# start of Provided entries

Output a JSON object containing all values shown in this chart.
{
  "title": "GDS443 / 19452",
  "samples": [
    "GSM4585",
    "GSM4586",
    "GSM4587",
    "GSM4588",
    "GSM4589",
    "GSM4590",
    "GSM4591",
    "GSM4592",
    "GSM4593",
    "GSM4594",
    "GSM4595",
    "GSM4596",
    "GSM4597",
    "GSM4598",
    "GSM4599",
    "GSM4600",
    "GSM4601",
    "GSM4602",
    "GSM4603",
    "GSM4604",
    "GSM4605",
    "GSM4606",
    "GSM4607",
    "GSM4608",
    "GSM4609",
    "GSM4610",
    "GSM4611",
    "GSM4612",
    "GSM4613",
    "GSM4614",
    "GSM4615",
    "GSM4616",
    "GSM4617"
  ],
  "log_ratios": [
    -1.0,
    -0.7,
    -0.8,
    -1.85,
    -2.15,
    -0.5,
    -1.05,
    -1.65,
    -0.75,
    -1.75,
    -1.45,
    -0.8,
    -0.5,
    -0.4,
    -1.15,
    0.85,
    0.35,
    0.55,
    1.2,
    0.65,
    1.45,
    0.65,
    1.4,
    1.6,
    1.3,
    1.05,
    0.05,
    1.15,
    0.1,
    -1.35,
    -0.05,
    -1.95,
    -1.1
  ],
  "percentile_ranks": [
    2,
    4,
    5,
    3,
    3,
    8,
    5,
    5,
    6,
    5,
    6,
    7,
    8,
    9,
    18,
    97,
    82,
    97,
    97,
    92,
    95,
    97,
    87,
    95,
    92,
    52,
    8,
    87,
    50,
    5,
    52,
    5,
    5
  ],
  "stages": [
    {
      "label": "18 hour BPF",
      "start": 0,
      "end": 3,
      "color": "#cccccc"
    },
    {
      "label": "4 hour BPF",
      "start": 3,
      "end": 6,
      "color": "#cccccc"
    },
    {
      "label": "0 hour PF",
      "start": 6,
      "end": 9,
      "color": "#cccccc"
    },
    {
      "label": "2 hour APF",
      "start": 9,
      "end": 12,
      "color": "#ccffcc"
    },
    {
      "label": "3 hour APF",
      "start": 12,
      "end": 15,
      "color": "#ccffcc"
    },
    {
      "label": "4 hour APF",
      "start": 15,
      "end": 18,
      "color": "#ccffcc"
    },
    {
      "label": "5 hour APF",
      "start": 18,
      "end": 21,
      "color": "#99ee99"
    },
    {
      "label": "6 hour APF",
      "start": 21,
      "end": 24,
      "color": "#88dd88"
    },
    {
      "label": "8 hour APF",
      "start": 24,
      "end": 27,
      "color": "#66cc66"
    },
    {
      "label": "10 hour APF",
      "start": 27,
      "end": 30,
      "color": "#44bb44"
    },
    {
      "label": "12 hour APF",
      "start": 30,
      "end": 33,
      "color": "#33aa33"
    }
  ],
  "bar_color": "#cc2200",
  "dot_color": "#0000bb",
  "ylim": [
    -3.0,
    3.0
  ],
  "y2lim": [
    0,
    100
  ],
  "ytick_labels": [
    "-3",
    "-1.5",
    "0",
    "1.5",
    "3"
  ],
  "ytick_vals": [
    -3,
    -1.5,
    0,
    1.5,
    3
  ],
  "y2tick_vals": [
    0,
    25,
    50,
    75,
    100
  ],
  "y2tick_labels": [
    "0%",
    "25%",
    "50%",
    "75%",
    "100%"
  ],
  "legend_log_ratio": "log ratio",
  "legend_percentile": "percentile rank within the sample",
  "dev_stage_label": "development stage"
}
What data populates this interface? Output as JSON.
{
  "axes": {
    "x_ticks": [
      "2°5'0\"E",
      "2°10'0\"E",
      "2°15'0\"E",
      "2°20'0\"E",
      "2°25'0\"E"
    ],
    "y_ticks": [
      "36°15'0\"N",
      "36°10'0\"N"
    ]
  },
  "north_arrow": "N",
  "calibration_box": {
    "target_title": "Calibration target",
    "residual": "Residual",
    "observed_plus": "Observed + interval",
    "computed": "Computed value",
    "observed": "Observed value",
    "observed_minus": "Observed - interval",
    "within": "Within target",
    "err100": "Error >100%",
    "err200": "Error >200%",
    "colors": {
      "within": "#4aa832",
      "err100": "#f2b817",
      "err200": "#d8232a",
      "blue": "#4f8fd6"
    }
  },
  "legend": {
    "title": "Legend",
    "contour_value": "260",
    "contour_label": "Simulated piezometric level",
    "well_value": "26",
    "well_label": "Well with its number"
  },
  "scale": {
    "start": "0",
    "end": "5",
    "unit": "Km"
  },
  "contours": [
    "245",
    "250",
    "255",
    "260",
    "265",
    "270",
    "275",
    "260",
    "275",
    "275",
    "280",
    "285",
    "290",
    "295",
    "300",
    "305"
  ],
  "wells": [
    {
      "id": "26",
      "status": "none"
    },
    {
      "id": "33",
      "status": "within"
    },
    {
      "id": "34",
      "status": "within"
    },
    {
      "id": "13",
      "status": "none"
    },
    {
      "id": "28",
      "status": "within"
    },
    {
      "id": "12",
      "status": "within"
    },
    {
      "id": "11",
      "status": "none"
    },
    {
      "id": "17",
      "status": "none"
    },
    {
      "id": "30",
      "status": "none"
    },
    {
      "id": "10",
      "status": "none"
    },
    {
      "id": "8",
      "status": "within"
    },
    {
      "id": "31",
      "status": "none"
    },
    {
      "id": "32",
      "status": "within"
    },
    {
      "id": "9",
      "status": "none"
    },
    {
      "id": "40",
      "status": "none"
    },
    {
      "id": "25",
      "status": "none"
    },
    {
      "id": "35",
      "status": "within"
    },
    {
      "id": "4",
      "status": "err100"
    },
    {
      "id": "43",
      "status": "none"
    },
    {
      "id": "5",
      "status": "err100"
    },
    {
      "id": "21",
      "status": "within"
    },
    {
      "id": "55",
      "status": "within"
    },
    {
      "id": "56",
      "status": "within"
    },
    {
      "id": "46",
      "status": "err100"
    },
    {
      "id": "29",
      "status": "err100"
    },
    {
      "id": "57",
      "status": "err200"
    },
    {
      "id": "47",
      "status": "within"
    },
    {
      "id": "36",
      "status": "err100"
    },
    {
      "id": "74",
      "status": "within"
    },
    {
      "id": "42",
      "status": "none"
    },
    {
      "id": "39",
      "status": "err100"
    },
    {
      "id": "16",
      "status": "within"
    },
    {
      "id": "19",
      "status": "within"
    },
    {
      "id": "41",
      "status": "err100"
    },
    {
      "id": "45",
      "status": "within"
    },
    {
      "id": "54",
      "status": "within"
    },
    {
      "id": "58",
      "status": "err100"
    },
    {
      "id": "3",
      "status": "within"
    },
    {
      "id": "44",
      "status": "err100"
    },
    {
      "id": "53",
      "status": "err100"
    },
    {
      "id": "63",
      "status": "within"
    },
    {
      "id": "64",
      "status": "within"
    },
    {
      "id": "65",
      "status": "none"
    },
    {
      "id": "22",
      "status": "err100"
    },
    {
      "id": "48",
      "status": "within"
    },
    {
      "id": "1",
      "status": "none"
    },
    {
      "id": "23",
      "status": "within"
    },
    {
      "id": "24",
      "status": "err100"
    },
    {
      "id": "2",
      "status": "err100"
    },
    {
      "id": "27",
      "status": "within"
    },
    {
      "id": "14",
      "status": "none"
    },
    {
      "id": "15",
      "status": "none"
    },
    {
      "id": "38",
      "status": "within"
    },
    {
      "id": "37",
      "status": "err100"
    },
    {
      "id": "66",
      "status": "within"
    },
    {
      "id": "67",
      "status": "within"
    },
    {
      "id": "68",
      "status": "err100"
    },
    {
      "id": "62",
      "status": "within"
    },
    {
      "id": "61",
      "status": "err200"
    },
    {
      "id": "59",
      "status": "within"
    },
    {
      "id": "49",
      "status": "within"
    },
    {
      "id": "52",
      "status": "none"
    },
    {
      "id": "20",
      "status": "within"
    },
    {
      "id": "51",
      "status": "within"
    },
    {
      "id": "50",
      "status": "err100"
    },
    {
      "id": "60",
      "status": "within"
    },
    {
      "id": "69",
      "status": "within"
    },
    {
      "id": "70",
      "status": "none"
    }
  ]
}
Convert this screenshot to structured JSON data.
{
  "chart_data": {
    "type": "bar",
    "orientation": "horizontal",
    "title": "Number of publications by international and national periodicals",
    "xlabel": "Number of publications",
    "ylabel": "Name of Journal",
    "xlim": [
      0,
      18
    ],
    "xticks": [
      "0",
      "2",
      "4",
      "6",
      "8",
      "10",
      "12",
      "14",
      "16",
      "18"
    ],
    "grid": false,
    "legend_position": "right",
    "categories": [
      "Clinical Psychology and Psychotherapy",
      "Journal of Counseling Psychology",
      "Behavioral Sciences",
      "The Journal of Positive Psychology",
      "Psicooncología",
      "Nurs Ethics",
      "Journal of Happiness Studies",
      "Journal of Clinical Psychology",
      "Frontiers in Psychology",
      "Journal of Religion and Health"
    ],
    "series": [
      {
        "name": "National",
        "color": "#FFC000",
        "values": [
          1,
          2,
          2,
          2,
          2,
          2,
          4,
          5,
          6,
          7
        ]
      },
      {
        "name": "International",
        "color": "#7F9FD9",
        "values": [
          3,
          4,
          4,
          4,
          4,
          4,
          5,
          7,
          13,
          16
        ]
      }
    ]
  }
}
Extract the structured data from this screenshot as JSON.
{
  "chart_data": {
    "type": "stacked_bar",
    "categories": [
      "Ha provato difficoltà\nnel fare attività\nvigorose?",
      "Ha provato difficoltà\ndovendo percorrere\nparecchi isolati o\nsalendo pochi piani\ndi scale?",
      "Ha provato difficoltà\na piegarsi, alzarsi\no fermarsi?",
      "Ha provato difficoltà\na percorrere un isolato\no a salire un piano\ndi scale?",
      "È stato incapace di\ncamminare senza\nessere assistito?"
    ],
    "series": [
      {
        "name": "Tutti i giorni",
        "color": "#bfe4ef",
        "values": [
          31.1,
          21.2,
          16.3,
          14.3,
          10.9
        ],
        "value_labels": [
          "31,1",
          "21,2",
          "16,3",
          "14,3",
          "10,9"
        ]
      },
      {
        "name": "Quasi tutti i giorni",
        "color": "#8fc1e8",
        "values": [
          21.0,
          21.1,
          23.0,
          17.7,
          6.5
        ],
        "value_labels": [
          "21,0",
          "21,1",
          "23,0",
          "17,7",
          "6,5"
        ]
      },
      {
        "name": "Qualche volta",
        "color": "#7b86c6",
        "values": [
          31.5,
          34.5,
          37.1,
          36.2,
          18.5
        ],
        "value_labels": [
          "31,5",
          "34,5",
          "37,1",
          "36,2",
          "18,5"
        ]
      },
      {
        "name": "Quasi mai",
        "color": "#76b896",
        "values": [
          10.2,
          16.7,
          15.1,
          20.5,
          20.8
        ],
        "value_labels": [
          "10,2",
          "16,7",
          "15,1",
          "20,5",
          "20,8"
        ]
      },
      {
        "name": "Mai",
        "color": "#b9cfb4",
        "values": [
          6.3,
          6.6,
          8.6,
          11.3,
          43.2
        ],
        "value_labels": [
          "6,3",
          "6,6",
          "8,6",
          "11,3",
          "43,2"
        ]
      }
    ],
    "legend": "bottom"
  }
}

# end of Provided entries

Given instruction: Tally how many lines in the material above hold the word "JSON". Write only that number.

Exercise result: 4